Isolate every line in the data with the string "name" and copy it.

## [Data rows]
.....
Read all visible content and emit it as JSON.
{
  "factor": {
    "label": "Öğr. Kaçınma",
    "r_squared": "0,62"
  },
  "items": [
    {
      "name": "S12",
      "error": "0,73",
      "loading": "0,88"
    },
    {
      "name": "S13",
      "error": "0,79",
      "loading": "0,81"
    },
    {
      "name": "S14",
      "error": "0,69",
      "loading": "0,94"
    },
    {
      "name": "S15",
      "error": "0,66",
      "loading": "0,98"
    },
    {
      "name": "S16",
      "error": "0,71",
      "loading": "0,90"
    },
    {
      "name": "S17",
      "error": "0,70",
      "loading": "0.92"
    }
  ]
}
.....
## [The reply]
      "name": "S12",
      "name": "S13",
      "name": "S14",
      "name": "S15",
      "name": "S16",
      "name": "S17",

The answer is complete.